--- Begin ---
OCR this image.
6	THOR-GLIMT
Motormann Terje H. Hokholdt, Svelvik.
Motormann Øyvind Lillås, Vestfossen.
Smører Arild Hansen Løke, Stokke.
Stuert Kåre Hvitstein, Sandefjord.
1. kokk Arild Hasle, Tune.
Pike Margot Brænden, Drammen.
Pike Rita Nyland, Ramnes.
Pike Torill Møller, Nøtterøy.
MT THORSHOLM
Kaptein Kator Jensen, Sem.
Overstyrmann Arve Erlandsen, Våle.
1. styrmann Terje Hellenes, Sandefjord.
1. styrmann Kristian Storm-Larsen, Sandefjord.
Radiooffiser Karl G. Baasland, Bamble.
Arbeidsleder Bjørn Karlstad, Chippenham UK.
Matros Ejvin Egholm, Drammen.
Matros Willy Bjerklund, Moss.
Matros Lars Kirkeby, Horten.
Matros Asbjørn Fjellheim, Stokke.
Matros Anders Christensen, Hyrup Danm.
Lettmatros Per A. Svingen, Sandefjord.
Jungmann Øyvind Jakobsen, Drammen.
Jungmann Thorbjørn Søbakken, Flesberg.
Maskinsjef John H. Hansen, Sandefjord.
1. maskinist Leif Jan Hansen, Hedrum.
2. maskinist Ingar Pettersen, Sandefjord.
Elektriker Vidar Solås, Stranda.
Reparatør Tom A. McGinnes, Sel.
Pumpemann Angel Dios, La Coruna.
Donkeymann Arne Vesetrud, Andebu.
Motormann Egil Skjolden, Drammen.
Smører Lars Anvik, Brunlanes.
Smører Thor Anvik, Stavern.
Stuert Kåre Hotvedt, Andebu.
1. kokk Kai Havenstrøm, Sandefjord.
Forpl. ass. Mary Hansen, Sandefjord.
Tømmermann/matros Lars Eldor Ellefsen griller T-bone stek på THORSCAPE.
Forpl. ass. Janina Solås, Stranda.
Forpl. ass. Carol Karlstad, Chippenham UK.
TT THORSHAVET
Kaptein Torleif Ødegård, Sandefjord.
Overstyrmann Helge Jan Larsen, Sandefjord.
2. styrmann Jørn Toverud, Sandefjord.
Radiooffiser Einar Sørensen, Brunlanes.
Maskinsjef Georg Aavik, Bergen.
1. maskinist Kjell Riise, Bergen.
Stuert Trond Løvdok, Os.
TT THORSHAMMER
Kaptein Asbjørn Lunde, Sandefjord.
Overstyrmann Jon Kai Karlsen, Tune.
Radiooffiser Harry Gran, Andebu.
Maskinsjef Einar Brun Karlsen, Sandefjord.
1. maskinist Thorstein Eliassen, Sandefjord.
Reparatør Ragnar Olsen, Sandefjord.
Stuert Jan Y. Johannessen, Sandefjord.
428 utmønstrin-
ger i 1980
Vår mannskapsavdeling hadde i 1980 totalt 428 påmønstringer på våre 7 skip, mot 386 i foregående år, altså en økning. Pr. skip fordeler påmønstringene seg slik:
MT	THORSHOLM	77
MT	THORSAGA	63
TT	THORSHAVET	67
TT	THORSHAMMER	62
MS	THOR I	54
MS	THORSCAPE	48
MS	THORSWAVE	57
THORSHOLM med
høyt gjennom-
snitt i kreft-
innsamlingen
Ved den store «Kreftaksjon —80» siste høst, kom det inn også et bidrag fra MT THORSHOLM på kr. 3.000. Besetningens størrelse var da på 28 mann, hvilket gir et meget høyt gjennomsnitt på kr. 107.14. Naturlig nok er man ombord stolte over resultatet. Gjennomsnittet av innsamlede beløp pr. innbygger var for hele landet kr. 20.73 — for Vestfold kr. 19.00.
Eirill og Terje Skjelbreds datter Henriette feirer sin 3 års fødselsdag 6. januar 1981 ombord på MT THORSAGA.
--- End ---
→ **Task requirements**
Count every line in the entries above where the word "THORSCAPE" appears; respond with the number alone.

→ **Task output**
2